> Exercise task: Search the material for the string "this" and copy each line where it occurs.

##### Stored rows #####

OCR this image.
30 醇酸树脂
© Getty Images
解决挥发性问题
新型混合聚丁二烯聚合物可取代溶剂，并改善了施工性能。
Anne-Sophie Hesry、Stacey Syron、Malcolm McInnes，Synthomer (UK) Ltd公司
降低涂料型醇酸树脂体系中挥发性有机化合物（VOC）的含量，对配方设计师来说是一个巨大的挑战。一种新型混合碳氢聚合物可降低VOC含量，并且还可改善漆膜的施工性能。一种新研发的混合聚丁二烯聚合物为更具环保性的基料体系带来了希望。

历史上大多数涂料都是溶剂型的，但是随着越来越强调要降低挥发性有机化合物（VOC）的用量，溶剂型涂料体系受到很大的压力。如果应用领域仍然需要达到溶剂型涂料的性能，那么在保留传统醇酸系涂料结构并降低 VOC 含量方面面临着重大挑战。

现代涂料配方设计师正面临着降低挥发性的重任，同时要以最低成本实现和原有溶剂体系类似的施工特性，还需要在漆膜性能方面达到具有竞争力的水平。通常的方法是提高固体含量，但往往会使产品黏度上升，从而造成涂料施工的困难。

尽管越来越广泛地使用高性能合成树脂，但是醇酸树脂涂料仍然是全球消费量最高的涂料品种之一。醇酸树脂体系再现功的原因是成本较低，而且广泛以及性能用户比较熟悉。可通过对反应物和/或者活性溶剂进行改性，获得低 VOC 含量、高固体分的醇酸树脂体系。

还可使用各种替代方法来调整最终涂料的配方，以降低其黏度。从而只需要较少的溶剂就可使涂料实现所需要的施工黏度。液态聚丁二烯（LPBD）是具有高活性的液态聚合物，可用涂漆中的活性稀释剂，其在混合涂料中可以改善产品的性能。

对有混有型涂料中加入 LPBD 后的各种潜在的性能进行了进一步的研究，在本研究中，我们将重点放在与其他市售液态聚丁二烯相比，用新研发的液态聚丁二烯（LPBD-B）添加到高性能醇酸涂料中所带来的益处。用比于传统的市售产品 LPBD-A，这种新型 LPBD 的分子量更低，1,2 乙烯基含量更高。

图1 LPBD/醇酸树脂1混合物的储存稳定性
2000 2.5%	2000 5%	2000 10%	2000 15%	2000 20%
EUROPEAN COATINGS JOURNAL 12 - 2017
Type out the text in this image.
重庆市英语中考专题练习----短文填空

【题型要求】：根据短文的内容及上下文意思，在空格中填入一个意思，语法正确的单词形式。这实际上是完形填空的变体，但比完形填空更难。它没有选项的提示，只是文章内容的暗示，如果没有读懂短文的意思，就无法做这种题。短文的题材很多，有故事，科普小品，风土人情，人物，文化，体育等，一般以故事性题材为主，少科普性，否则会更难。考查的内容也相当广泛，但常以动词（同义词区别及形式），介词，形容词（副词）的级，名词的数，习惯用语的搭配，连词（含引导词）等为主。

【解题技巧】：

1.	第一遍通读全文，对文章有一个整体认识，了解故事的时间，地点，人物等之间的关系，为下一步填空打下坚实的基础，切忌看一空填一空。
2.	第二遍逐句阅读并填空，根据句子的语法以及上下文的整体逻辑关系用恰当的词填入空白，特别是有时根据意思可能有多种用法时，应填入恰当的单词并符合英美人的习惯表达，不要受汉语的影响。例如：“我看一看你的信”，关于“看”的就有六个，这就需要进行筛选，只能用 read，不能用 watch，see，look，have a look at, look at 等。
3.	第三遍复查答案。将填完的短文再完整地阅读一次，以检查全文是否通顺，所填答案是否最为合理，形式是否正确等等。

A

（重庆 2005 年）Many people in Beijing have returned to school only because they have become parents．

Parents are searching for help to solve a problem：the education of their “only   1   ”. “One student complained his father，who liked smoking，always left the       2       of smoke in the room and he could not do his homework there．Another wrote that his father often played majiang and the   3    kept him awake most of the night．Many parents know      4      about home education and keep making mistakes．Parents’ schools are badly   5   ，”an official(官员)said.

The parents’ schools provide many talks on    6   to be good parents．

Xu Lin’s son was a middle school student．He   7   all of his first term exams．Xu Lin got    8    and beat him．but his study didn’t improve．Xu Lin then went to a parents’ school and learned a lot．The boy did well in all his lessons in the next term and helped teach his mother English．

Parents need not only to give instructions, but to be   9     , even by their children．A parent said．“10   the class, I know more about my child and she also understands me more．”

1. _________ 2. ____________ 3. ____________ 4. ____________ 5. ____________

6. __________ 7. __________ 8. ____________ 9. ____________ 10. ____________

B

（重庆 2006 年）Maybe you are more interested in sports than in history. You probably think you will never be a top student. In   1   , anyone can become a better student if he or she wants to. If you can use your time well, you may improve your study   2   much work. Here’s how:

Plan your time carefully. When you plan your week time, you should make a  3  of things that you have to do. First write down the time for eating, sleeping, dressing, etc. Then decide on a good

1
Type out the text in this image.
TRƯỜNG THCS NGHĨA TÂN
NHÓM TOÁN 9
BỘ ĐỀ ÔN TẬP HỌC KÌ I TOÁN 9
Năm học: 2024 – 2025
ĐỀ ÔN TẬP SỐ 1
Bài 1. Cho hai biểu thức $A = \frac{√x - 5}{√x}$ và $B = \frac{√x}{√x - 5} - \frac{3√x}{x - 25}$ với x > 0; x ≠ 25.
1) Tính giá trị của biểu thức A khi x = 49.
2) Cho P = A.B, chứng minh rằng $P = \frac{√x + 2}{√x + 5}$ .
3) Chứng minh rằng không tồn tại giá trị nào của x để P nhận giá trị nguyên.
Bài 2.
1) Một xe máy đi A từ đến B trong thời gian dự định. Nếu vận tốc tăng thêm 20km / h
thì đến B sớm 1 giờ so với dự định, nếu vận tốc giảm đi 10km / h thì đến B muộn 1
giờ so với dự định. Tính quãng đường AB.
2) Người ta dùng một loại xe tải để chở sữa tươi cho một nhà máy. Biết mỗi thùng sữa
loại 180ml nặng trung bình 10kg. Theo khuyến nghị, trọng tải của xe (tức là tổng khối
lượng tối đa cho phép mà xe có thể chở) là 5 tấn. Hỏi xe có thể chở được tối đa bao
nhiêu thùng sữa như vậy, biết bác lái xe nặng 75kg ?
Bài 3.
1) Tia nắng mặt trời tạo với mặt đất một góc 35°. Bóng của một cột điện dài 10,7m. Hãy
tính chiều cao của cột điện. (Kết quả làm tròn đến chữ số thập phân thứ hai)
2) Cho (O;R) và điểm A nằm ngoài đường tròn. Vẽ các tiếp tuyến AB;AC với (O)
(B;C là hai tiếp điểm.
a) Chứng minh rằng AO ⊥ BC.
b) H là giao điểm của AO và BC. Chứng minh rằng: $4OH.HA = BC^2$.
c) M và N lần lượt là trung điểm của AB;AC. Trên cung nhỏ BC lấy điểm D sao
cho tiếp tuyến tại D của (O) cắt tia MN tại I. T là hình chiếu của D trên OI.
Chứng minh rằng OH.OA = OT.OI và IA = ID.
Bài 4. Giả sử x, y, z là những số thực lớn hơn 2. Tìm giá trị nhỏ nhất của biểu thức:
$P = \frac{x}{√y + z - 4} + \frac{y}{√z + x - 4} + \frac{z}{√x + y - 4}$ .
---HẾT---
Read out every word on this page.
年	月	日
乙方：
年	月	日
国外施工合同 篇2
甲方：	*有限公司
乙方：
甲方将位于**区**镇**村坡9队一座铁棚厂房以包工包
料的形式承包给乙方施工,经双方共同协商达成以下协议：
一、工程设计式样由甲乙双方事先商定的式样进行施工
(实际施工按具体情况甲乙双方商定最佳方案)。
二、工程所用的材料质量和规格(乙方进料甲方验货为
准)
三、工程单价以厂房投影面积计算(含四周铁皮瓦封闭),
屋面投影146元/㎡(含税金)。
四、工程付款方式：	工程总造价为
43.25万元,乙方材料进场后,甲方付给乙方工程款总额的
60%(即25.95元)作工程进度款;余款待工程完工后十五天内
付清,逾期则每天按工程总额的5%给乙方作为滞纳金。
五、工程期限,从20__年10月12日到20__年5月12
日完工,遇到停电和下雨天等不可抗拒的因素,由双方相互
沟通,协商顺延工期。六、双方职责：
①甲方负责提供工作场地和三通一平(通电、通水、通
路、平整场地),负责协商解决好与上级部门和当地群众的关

#####

> Reply to the task:
OCR this image.
Type out the text in this image.
Type out the text in this image.
Read out every word on this page.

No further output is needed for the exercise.